--- Exercise directions ---
Set each entry down verbatim, omitting images.

--- Records for processing ---

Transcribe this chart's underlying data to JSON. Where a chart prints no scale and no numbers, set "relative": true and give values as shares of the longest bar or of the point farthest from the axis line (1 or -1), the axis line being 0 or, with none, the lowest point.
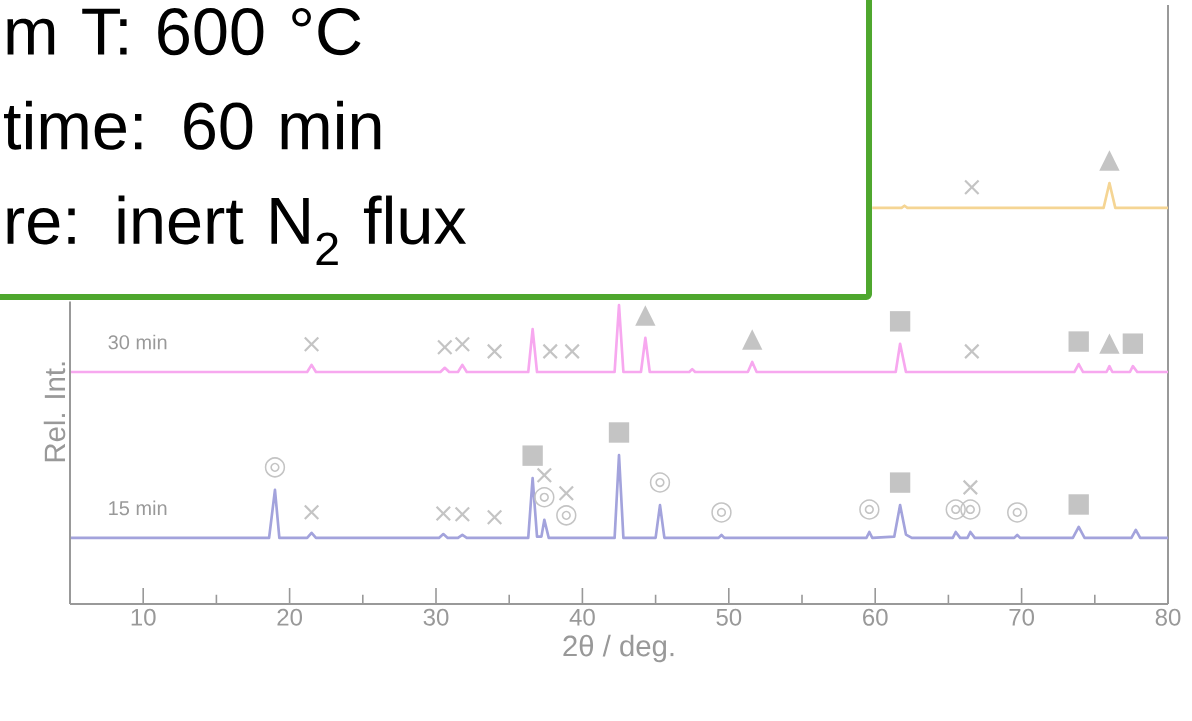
{
  "chart_data": {
    "type": "line",
    "relative": true,
    "xlabel": "2θ / deg.",
    "ylabel": "Rel. Int.",
    "xlim": [
      5,
      80
    ],
    "xticks": [
      10,
      20,
      30,
      40,
      50,
      60,
      70,
      80
    ],
    "grid": false,
    "marker": "none",
    "line_style": "solid",
    "series": [
      {
        "name": "15 min",
        "color": "#a3a3dc",
        "x": [
          5,
          18.6,
          19.0,
          19.3,
          21.2,
          21.5,
          21.8,
          30.2,
          30.5,
          30.8,
          31.5,
          31.8,
          32.1,
          36.3,
          36.6,
          36.9,
          37.2,
          37.4,
          37.7,
          42.2,
          42.5,
          42.8,
          45.0,
          45.3,
          45.6,
          49.3,
          49.5,
          49.7,
          59.4,
          59.6,
          59.8,
          61.3,
          61.7,
          62.1,
          62.5,
          65.3,
          65.5,
          65.8,
          66.3,
          66.5,
          66.8,
          69.5,
          69.7,
          69.9,
          73.5,
          73.9,
          74.3,
          77.5,
          77.8,
          78.1,
          80
        ],
        "values": [
          0.157,
          0.157,
          0.271,
          0.157,
          0.157,
          0.169,
          0.157,
          0.157,
          0.166,
          0.157,
          0.157,
          0.164,
          0.157,
          0.157,
          0.299,
          0.16,
          0.16,
          0.2,
          0.157,
          0.157,
          0.354,
          0.157,
          0.157,
          0.235,
          0.157,
          0.157,
          0.164,
          0.157,
          0.157,
          0.171,
          0.157,
          0.16,
          0.235,
          0.165,
          0.157,
          0.157,
          0.171,
          0.157,
          0.157,
          0.171,
          0.157,
          0.157,
          0.164,
          0.157,
          0.157,
          0.183,
          0.157,
          0.157,
          0.176,
          0.157,
          0.157
        ]
      },
      {
        "name": "30 min",
        "color": "#f7a8ef",
        "x": [
          5,
          21.2,
          21.5,
          21.8,
          30.3,
          30.6,
          30.9,
          31.5,
          31.8,
          32.1,
          36.3,
          36.6,
          36.9,
          42.2,
          42.5,
          42.8,
          44.0,
          44.3,
          44.6,
          47.3,
          47.5,
          47.7,
          51.3,
          51.6,
          51.9,
          61.4,
          61.7,
          62.1,
          73.6,
          73.9,
          74.2,
          75.8,
          76.0,
          76.2,
          77.4,
          77.6,
          77.9,
          80
        ],
        "values": [
          0.551,
          0.551,
          0.568,
          0.551,
          0.551,
          0.561,
          0.551,
          0.551,
          0.568,
          0.551,
          0.551,
          0.653,
          0.551,
          0.551,
          0.71,
          0.551,
          0.551,
          0.632,
          0.551,
          0.551,
          0.558,
          0.551,
          0.551,
          0.575,
          0.551,
          0.551,
          0.618,
          0.551,
          0.551,
          0.57,
          0.551,
          0.551,
          0.565,
          0.551,
          0.551,
          0.565,
          0.551,
          0.551
        ]
      },
      {
        "color": "#f5d594",
        "x": [
          59.8,
          61.8,
          62.0,
          62.2,
          75.6,
          76.0,
          76.4,
          80
        ],
        "values": [
          0.941,
          0.941,
          0.946,
          0.941,
          0.941,
          1.0,
          0.941,
          0.941
        ]
      }
    ],
    "annotations": [
      "m T: 600 °C",
      "time: 60 min",
      "re: inert N$_{2}$ flux",
      {
        "text": "◎",
        "x": 19.0,
        "y": 0.271
      },
      {
        "text": "×",
        "x": 21.5,
        "y": 0.169
      },
      {
        "text": "×",
        "x": 30.5,
        "y": 0.166
      },
      {
        "text": "×",
        "x": 31.8,
        "y": 0.164
      },
      {
        "text": "×",
        "x": 34.0,
        "y": 0.157
      },
      {
        "text": "■",
        "x": 36.6,
        "y": 0.299
      },
      {
        "text": "◎",
        "x": 37.4,
        "y": 0.2
      },
      {
        "text": "×",
        "x": 37.4,
        "y": 0.2
      },
      {
        "text": "◎",
        "x": 38.9,
        "y": 0.157
      },
      {
        "text": "×",
        "x": 38.9,
        "y": 0.157
      },
      {
        "text": "■",
        "x": 42.5,
        "y": 0.354
      },
      {
        "text": "◎",
        "x": 45.3,
        "y": 0.235
      },
      {
        "text": "◎",
        "x": 49.5,
        "y": 0.164
      },
      {
        "text": "◎",
        "x": 59.6,
        "y": 0.171
      },
      {
        "text": "■",
        "x": 61.7,
        "y": 0.235
      },
      {
        "text": "◎",
        "x": 65.5,
        "y": 0.171
      },
      {
        "text": "◎",
        "x": 66.5,
        "y": 0.171
      },
      {
        "text": "×",
        "x": 66.5,
        "y": 0.171
      },
      {
        "text": "◎",
        "x": 69.7,
        "y": 0.164
      },
      {
        "text": "■",
        "x": 73.9,
        "y": 0.183
      },
      {
        "text": "×",
        "x": 21.5,
        "y": 0.568
      },
      {
        "text": "×",
        "x": 30.6,
        "y": 0.561
      },
      {
        "text": "×",
        "x": 31.8,
        "y": 0.568
      },
      {
        "text": "×",
        "x": 34.0,
        "y": 0.551
      },
      {
        "text": "×",
        "x": 37.8,
        "y": 0.551
      },
      {
        "text": "×",
        "x": 39.3,
        "y": 0.551
      },
      {
        "text": "▲",
        "x": 44.3,
        "y": 0.632
      },
      {
        "text": "▲",
        "x": 51.6,
        "y": 0.575
      },
      {
        "text": "■",
        "x": 61.7,
        "y": 0.618
      },
      {
        "text": "×",
        "x": 66.6,
        "y": 0.551
      },
      {
        "text": "■",
        "x": 73.9,
        "y": 0.57
      },
      {
        "text": "▲",
        "x": 76.0,
        "y": 0.565
      },
      {
        "text": "■",
        "x": 77.6,
        "y": 0.565
      },
      {
        "text": "×",
        "x": 66.6,
        "y": 0.941
      },
      {
        "text": "▲",
        "x": 76.0,
        "y": 1.0
      }
    ]
  }
}
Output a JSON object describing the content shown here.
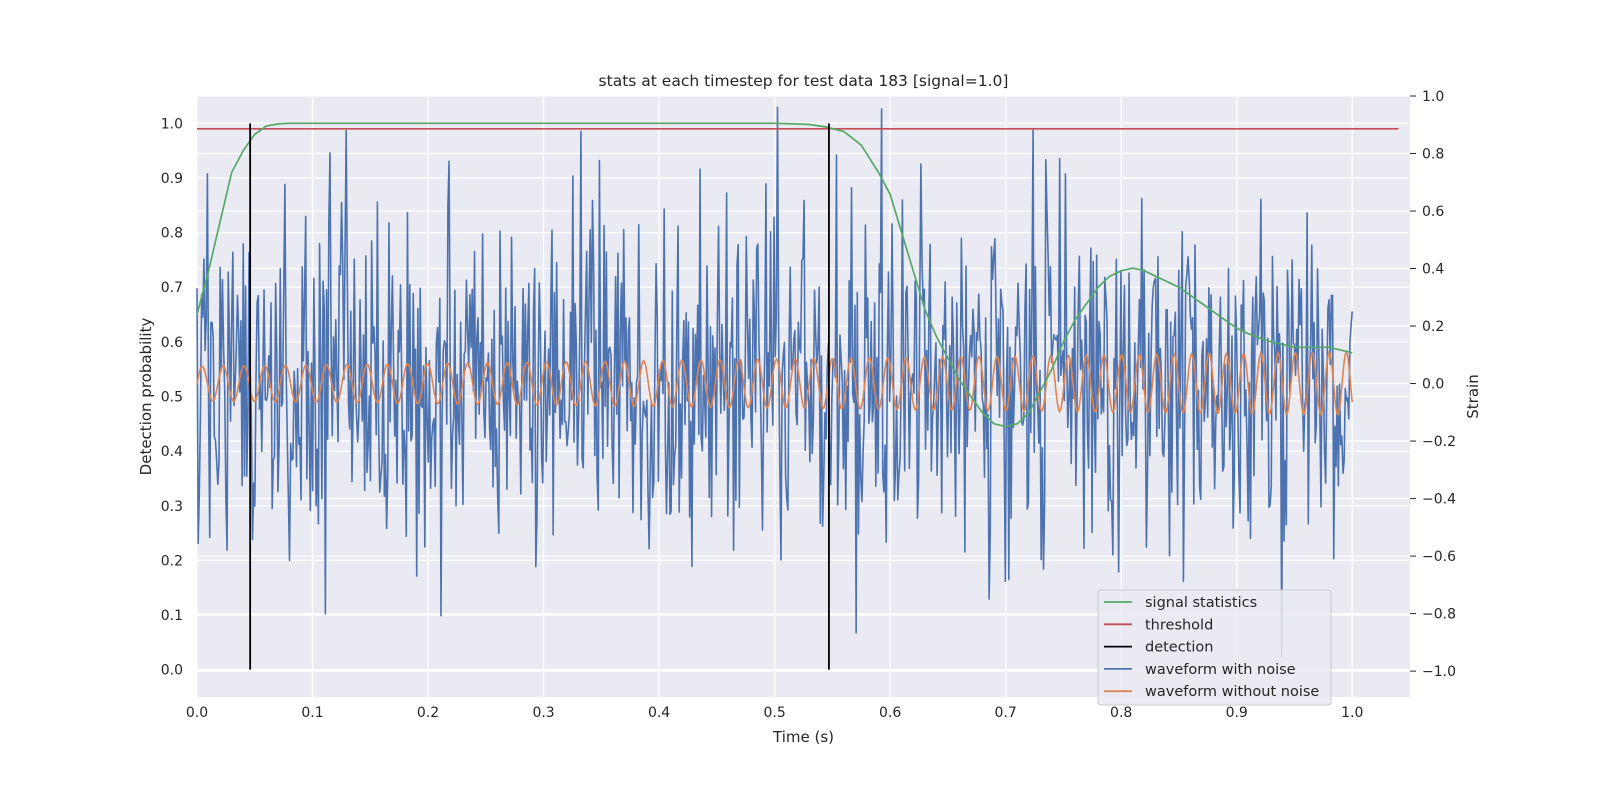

--- Solution ---
Transcribe this chart's underlying data to JSON. Where a chart prints no scale and no numbers, set "relative": true and give values as shares of the longest bar or of the point farthest from the axis line (1 or -1), the axis line being 0 or, with none, the lowest point.
{
  "chart_data": {
    "type": "line",
    "relative": true,
    "xlabel": "2θ / deg.",
    "ylabel": "Rel. Int.",
    "xlim": [
      5,
      80
    ],
    "xticks": [
      10,
      20,
      30,
      40,
      50,
      60,
      70,
      80
    ],
    "grid": false,
    "marker": "none",
    "line_style": "solid",
    "series": [
      {
        "name": "15 min",
        "color": "#a3a3dc",
        "x": [
          5,
          18.6,
          19.0,
          19.3,
          21.2,
          21.5,
          21.8,
          30.2,
          30.5,
          30.8,
          31.5,
          31.8,
          32.1,
          36.3,
          36.6,
          36.9,
          37.2,
          37.4,
          37.7,
          42.2,
          42.5,
          42.8,
          45.0,
          45.3,
          45.6,
          49.3,
          49.5,
          49.7,
          59.4,
          59.6,
          59.8,
          61.3,
          61.7,
          62.1,
          62.5,
          65.3,
          65.5,
          65.8,
          66.3,
          66.5,
          66.8,
          69.5,
          69.7,
          69.9,
          73.5,
          73.9,
          74.3,
          77.5,
          77.8,
          78.1,
          80
        ],
        "values": [
          0.157,
          0.157,
          0.271,
          0.157,
          0.157,
          0.169,
          0.157,
          0.157,
          0.166,
          0.157,
          0.157,
          0.164,
          0.157,
          0.157,
          0.299,
          0.16,
          0.16,
          0.2,
          0.157,
          0.157,
          0.354,
          0.157,
          0.157,
          0.235,
          0.157,
          0.157,
          0.164,
          0.157,
          0.157,
          0.171,
          0.157,
          0.16,
          0.235,
          0.165,
          0.157,
          0.157,
          0.171,
          0.157,
          0.157,
          0.171,
          0.157,
          0.157,
          0.164,
          0.157,
          0.157,
          0.183,
          0.157,
          0.157,
          0.176,
          0.157,
          0.157
        ]
      },
      {
        "name": "30 min",
        "color": "#f7a8ef",
        "x": [
          5,
          21.2,
          21.5,
          21.8,
          30.3,
          30.6,
          30.9,
          31.5,
          31.8,
          32.1,
          36.3,
          36.6,
          36.9,
          42.2,
          42.5,
          42.8,
          44.0,
          44.3,
          44.6,
          47.3,
          47.5,
          47.7,
          51.3,
          51.6,
          51.9,
          61.4,
          61.7,
          62.1,
          73.6,
          73.9,
          74.2,
          75.8,
          76.0,
          76.2,
          77.4,
          77.6,
          77.9,
          80
        ],
        "values": [
          0.551,
          0.551,
          0.568,
          0.551,
          0.551,
          0.561,
          0.551,
          0.551,
          0.568,
          0.551,
          0.551,
          0.653,
          0.551,
          0.551,
          0.71,
          0.551,
          0.551,
          0.632,
          0.551,
          0.551,
          0.558,
          0.551,
          0.551,
          0.575,
          0.551,
          0.551,
          0.618,
          0.551,
          0.551,
          0.57,
          0.551,
          0.551,
          0.565,
          0.551,
          0.551,
          0.565,
          0.551,
          0.551
        ]
      },
      {
        "color": "#f5d594",
        "x": [
          59.8,
          61.8,
          62.0,
          62.2,
          75.6,
          76.0,
          76.4,
          80
        ],
        "values": [
          0.941,
          0.941,
          0.946,
          0.941,
          0.941,
          1.0,
          0.941,
          0.941
        ]
      }
    ],
    "annotations": [
      "m T: 600 °C",
      "time: 60 min",
      "re: inert N$_{2}$ flux",
      {
        "text": "◎",
        "x": 19.0,
        "y": 0.271
      },
      {
        "text": "×",
        "x": 21.5,
        "y": 0.169
      },
      {
        "text": "×",
        "x": 30.5,
        "y": 0.166
      },
      {
        "text": "×",
        "x": 31.8,
        "y": 0.164
      },
      {
        "text": "×",
        "x": 34.0,
        "y": 0.157
      },
      {
        "text": "■",
        "x": 36.6,
        "y": 0.299
      },
      {
        "text": "◎",
        "x": 37.4,
        "y": 0.2
      },
      {
        "text": "×",
        "x": 37.4,
        "y": 0.2
      },
      {
        "text": "◎",
        "x": 38.9,
        "y": 0.157
      },
      {
        "text": "×",
        "x": 38.9,
        "y": 0.157
      },
      {
        "text": "■",
        "x": 42.5,
        "y": 0.354
      },
      {
        "text": "◎",
        "x": 45.3,
        "y": 0.235
      },
      {
        "text": "◎",
        "x": 49.5,
        "y": 0.164
      },
      {
        "text": "◎",
        "x": 59.6,
        "y": 0.171
      },
      {
        "text": "■",
        "x": 61.7,
        "y": 0.235
      },
      {
        "text": "◎",
        "x": 65.5,
        "y": 0.171
      },
      {
        "text": "◎",
        "x": 66.5,
        "y": 0.171
      },
      {
        "text": "×",
        "x": 66.5,
        "y": 0.171
      },
      {
        "text": "◎",
        "x": 69.7,
        "y": 0.164
      },
      {
        "text": "■",
        "x": 73.9,
        "y": 0.183
      },
      {
        "text": "×",
        "x": 21.5,
        "y": 0.568
      },
      {
        "text": "×",
        "x": 30.6,
        "y": 0.561
      },
      {
        "text": "×",
        "x": 31.8,
        "y": 0.568
      },
      {
        "text": "×",
        "x": 34.0,
        "y": 0.551
      },
      {
        "text": "×",
        "x": 37.8,
        "y": 0.551
      },
      {
        "text": "×",
        "x": 39.3,
        "y": 0.551
      },
      {
        "text": "▲",
        "x": 44.3,
        "y": 0.632
      },
      {
        "text": "▲",
        "x": 51.6,
        "y": 0.575
      },
      {
        "text": "■",
        "x": 61.7,
        "y": 0.618
      },
      {
        "text": "×",
        "x": 66.6,
        "y": 0.551
      },
      {
        "text": "■",
        "x": 73.9,
        "y": 0.57
      },
      {
        "text": "▲",
        "x": 76.0,
        "y": 0.565
      },
      {
        "text": "■",
        "x": 77.6,
        "y": 0.565
      },
      {
        "text": "×",
        "x": 66.6,
        "y": 0.941
      },
      {
        "text": "▲",
        "x": 76.0,
        "y": 1.0
      }
    ]
  }
}
Output a JSON object describing the content shown here.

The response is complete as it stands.